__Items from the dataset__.

**********

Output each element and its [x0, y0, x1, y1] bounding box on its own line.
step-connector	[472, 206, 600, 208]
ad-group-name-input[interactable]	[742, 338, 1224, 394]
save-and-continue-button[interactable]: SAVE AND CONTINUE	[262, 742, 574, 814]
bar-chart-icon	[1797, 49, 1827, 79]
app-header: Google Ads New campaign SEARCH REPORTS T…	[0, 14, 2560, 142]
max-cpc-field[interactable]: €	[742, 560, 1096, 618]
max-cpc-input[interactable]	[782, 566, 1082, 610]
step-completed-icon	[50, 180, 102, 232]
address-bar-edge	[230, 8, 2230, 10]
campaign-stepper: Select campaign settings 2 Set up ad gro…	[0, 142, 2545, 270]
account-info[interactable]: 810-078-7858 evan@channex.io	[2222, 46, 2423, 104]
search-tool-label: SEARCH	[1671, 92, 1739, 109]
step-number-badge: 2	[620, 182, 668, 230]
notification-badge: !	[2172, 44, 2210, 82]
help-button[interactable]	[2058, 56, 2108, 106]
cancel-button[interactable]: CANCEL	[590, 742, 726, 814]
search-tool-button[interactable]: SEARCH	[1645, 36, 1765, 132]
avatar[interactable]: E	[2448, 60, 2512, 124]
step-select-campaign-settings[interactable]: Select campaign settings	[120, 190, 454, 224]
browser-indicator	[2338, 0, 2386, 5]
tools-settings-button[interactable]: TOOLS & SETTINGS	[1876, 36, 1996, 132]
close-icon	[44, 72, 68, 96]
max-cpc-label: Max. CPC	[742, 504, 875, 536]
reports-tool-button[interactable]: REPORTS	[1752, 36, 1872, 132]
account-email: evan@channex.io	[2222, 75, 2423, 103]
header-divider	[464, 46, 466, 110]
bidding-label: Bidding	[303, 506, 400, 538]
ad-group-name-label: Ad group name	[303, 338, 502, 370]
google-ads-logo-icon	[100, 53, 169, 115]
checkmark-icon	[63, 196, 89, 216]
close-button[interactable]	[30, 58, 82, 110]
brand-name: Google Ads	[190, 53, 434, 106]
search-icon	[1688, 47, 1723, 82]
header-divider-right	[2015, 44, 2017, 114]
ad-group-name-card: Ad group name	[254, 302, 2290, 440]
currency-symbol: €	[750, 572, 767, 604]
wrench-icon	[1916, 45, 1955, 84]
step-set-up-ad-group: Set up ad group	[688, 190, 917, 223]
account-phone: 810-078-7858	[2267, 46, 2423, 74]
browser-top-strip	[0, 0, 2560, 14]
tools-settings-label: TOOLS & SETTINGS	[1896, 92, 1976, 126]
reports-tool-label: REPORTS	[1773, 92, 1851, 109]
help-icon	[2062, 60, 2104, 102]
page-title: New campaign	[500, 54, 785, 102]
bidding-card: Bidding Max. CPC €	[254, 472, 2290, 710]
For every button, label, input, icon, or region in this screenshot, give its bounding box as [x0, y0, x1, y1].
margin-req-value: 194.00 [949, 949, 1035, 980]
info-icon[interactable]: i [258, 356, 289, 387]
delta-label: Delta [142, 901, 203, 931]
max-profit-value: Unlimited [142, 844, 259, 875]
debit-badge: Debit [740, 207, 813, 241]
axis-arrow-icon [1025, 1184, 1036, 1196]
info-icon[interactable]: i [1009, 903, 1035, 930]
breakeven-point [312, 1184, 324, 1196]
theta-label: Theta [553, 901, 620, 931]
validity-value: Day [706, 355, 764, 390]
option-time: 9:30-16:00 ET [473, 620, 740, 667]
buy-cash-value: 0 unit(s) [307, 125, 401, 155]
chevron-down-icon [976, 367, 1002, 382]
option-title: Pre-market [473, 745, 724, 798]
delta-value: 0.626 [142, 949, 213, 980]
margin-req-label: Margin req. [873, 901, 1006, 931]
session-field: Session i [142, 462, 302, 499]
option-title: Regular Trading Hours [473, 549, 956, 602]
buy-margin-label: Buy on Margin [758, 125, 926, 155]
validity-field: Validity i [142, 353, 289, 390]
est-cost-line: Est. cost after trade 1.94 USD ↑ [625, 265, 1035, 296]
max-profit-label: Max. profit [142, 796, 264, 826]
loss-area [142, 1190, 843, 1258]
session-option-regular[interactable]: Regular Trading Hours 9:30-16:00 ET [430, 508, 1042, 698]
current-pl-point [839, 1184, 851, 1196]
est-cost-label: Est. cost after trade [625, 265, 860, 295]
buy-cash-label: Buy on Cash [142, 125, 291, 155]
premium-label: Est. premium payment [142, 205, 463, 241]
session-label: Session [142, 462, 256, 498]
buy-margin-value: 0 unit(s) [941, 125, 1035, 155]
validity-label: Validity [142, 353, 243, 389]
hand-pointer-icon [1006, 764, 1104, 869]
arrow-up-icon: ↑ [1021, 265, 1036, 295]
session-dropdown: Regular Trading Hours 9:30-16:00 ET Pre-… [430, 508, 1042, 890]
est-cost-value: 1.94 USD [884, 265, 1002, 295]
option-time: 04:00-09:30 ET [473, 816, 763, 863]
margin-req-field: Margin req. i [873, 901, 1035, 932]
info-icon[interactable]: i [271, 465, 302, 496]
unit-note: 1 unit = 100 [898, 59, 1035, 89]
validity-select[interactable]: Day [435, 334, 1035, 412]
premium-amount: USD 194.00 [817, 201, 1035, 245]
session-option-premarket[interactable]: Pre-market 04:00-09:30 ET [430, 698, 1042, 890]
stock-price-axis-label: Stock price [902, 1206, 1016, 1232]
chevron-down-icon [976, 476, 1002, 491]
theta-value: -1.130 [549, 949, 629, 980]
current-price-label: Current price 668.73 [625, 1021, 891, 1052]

**********

Could you copy out the data word for word, starting at its first line and ending at the line that contains "60, 2104, 102]", with both of those lines included?

__RESPONSE TO THIS TASK__.
Output each element and its [x0, y0, x1, y1] bounding box on its own line.
step-connector	[472, 206, 600, 208]
ad-group-name-input[interactable]	[742, 338, 1224, 394]
save-and-continue-button[interactable]: SAVE AND CONTINUE	[262, 742, 574, 814]
bar-chart-icon	[1797, 49, 1827, 79]
app-header: Google Ads New campaign SEARCH REPORTS T…	[0, 14, 2560, 142]
max-cpc-field[interactable]: €	[742, 560, 1096, 618]
max-cpc-input[interactable]	[782, 566, 1082, 610]
step-completed-icon	[50, 180, 102, 232]
address-bar-edge	[230, 8, 2230, 10]
campaign-stepper: Select campaign settings 2 Set up ad gro…	[0, 142, 2545, 270]
account-info[interactable]: 810-078-7858 evan@channex.io	[2222, 46, 2423, 104]
search-tool-label: SEARCH	[1671, 92, 1739, 109]
step-number-badge: 2	[620, 182, 668, 230]
notification-badge: !	[2172, 44, 2210, 82]
help-button[interactable]	[2058, 56, 2108, 106]
cancel-button[interactable]: CANCEL	[590, 742, 726, 814]
search-tool-button[interactable]: SEARCH	[1645, 36, 1765, 132]
avatar[interactable]: E	[2448, 60, 2512, 124]
step-select-campaign-settings[interactable]: Select campaign settings	[120, 190, 454, 224]
browser-indicator	[2338, 0, 2386, 5]
tools-settings-button[interactable]: TOOLS & SETTINGS	[1876, 36, 1996, 132]
close-icon	[44, 72, 68, 96]
max-cpc-label: Max. CPC	[742, 504, 875, 536]
reports-tool-button[interactable]: REPORTS	[1752, 36, 1872, 132]
account-email: evan@channex.io	[2222, 75, 2423, 103]
header-divider	[464, 46, 466, 110]
bidding-label: Bidding	[303, 506, 400, 538]
ad-group-name-label: Ad group name	[303, 338, 502, 370]
google-ads-logo-icon	[100, 53, 169, 115]
checkmark-icon	[63, 196, 89, 216]
close-button[interactable]	[30, 58, 82, 110]
brand-name: Google Ads	[190, 53, 434, 106]
search-icon	[1688, 47, 1723, 82]
header-divider-right	[2015, 44, 2017, 114]
ad-group-name-card: Ad group name	[254, 302, 2290, 440]
currency-symbol: €	[750, 572, 767, 604]
wrench-icon	[1916, 45, 1955, 84]
step-set-up-ad-group: Set up ad group	[688, 190, 917, 223]
account-phone: 810-078-7858	[2267, 46, 2423, 74]
browser-top-strip	[0, 0, 2560, 14]
tools-settings-label: TOOLS & SETTINGS	[1896, 92, 1976, 126]
reports-tool-label: REPORTS	[1773, 92, 1851, 109]
help-icon	[2062, 60, 2104, 102]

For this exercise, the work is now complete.